Start of GIVEN DATA
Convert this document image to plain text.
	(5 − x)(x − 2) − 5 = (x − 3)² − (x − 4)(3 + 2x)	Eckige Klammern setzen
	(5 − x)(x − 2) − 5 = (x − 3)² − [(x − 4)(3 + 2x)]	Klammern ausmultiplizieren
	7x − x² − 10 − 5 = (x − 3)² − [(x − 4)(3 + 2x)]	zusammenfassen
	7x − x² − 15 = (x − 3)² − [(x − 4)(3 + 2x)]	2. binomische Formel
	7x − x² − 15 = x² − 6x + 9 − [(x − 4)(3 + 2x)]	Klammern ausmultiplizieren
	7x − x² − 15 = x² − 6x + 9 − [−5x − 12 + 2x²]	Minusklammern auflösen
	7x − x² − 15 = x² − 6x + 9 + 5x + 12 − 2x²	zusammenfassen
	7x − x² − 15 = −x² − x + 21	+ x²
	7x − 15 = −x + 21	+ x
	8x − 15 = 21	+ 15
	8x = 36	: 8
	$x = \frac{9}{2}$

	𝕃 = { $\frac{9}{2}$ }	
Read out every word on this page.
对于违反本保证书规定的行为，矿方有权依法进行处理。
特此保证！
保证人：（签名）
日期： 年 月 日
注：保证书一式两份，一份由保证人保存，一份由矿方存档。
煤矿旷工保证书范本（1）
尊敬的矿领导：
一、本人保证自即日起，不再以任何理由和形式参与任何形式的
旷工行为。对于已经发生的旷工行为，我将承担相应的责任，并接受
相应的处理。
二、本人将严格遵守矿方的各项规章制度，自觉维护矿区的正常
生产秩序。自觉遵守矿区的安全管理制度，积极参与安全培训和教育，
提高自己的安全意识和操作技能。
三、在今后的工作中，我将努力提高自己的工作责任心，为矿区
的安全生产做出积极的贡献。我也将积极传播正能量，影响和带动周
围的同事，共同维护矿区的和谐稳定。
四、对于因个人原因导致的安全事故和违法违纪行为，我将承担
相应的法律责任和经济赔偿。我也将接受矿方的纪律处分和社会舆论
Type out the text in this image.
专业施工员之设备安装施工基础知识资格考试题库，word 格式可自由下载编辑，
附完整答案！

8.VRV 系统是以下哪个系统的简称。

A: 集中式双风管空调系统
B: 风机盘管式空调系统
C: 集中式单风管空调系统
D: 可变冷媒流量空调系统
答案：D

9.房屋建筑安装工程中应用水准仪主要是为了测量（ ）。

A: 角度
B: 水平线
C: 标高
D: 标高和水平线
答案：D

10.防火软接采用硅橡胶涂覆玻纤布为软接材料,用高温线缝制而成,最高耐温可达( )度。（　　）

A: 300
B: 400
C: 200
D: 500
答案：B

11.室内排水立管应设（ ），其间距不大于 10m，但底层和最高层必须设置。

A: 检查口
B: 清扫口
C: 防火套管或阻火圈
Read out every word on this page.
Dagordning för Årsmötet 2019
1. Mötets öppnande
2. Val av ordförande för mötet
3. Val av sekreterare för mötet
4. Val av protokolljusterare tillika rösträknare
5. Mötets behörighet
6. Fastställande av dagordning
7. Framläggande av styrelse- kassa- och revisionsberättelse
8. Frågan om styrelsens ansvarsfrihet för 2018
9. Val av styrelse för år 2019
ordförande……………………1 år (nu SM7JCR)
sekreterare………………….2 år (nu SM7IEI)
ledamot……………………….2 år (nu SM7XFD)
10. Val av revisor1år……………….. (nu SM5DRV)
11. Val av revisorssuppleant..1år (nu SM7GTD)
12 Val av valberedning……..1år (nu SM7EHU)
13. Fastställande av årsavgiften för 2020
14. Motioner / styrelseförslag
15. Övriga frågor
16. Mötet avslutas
End of GIVEN DATA
▶ **EXERCISE PROMPT**:
Write only the number of lines in the data above that include "Mötets".

▶ **RESPONSE TO THIS EXERCISE**:
2